=== DIRECTIVE ===
Report only how many lines of the entries below contain the string "Fantasia".

=== Data items ===
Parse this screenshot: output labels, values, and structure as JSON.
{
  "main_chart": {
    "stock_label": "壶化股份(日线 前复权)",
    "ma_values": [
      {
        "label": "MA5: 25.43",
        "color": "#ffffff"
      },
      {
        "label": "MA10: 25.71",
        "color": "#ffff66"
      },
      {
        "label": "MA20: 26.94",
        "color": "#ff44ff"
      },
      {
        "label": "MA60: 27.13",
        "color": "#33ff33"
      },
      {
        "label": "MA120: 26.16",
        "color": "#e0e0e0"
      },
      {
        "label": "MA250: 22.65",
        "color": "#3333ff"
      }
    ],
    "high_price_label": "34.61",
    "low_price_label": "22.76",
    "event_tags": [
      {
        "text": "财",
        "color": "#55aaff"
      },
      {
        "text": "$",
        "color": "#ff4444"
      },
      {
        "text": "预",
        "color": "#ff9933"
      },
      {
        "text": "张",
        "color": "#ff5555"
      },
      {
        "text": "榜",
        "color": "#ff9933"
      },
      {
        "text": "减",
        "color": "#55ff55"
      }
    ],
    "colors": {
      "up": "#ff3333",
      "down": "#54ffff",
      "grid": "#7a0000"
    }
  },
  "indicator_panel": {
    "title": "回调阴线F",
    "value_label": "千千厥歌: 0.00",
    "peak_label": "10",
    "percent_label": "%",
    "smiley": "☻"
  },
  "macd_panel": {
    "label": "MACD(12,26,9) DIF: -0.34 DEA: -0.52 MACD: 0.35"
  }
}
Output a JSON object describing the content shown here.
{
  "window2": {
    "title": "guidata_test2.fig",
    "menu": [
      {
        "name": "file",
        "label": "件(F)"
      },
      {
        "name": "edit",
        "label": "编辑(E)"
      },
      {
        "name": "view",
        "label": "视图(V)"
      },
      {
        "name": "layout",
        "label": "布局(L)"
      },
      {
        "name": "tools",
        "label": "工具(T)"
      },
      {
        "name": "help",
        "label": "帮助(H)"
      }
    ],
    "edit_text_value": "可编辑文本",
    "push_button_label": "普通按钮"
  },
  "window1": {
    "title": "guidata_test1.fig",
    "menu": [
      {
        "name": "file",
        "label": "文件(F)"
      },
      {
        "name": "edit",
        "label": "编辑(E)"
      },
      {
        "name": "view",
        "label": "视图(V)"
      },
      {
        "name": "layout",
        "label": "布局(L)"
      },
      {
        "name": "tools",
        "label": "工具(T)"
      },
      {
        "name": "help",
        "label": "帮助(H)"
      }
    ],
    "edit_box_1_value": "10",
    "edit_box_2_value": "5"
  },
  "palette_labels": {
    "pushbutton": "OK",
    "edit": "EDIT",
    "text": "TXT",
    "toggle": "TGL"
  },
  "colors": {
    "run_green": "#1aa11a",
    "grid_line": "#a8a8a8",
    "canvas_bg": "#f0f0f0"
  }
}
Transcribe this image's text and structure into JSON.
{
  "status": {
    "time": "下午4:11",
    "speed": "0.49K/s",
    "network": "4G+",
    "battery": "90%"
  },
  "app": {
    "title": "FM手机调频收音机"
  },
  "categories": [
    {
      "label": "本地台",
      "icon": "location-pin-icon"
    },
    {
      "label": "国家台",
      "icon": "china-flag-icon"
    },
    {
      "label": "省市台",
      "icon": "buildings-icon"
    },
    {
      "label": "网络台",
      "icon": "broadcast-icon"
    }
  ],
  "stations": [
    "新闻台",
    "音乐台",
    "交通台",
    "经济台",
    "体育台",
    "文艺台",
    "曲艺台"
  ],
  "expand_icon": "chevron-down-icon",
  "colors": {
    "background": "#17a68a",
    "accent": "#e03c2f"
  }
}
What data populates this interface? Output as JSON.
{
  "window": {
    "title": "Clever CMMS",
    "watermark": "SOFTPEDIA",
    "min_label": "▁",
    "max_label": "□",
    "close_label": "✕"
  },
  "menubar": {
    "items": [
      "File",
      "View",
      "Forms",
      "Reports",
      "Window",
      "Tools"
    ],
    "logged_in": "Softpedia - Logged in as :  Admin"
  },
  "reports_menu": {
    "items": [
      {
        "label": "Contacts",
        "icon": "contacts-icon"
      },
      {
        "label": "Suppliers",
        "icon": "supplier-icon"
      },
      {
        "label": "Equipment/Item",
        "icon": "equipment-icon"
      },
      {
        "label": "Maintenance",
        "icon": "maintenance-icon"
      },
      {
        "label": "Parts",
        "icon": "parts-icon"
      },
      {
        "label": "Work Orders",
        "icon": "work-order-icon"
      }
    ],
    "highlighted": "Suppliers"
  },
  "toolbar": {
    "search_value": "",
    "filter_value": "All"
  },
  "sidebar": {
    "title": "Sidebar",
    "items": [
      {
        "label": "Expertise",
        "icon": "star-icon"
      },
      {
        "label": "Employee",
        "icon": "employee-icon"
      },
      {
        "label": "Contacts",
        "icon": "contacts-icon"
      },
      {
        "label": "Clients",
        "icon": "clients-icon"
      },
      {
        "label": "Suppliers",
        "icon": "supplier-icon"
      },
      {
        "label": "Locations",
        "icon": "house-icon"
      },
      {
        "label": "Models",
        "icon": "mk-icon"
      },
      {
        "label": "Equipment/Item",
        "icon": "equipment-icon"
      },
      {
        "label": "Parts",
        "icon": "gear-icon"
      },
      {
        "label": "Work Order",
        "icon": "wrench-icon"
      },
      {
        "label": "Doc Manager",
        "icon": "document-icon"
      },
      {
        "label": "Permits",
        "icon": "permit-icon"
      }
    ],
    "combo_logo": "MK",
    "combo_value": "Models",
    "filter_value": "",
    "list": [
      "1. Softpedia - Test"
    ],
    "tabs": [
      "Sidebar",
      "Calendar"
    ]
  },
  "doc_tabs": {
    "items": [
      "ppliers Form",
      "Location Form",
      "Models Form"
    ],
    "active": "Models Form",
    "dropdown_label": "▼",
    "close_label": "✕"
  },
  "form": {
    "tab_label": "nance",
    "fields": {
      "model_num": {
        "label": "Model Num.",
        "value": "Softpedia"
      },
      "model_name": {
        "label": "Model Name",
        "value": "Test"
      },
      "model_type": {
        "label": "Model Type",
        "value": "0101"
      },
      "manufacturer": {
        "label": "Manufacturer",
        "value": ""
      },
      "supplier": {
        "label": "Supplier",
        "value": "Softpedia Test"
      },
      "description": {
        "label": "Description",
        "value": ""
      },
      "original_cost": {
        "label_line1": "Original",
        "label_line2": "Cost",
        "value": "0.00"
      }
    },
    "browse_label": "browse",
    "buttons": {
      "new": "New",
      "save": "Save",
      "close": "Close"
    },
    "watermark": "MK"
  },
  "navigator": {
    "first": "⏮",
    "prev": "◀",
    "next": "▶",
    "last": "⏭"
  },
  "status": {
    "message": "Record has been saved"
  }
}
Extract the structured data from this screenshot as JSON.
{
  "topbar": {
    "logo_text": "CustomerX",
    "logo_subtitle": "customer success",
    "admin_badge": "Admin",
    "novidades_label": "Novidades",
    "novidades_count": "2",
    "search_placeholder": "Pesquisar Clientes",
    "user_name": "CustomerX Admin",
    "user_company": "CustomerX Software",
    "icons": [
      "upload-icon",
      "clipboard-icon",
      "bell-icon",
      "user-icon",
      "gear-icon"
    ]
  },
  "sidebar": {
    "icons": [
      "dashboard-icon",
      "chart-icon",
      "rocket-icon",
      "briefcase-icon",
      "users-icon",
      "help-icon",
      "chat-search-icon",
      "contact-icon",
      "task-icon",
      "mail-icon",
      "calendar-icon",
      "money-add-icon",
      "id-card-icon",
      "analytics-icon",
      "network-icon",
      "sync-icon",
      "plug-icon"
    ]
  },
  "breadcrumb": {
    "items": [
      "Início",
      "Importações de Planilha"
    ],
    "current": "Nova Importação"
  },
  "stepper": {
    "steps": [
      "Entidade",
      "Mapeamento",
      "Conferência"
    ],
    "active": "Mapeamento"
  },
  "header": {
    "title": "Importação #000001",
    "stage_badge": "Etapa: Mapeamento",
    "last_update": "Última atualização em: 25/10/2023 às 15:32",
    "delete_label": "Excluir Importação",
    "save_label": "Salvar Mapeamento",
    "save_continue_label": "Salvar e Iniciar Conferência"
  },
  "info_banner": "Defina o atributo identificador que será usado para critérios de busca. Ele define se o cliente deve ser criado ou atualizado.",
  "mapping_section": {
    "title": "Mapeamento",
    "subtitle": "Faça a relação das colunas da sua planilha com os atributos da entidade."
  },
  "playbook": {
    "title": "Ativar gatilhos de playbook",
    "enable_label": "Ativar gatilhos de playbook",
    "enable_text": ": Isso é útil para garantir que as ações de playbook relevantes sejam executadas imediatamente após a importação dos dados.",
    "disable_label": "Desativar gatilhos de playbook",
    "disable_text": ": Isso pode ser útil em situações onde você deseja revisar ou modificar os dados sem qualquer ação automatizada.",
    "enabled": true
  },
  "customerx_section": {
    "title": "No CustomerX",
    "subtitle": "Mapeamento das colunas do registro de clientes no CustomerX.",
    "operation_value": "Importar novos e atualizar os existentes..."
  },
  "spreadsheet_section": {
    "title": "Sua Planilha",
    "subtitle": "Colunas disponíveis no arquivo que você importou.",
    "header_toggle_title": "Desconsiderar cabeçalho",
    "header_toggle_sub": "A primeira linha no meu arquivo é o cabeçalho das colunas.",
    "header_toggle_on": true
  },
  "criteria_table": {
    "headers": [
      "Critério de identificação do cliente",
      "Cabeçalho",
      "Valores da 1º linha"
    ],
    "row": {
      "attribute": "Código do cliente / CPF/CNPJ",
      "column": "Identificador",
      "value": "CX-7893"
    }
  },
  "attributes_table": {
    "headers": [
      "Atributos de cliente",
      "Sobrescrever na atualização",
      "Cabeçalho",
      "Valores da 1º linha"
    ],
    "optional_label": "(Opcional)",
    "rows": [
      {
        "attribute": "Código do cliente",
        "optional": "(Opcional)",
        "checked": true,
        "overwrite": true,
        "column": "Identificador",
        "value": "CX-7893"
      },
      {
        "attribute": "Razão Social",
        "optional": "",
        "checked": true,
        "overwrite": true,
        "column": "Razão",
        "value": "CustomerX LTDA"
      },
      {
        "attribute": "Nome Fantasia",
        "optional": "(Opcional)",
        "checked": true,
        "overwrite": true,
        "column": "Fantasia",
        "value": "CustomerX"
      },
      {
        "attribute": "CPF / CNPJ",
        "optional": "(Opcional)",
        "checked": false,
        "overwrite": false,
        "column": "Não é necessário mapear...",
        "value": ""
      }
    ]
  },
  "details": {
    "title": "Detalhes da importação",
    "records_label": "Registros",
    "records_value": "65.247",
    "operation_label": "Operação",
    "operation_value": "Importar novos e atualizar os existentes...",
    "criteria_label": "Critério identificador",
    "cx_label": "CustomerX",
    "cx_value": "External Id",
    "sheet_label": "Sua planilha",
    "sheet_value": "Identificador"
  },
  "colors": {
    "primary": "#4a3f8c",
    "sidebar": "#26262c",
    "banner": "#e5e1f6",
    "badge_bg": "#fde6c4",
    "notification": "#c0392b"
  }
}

=== PROBLEM SOLUTION ===
2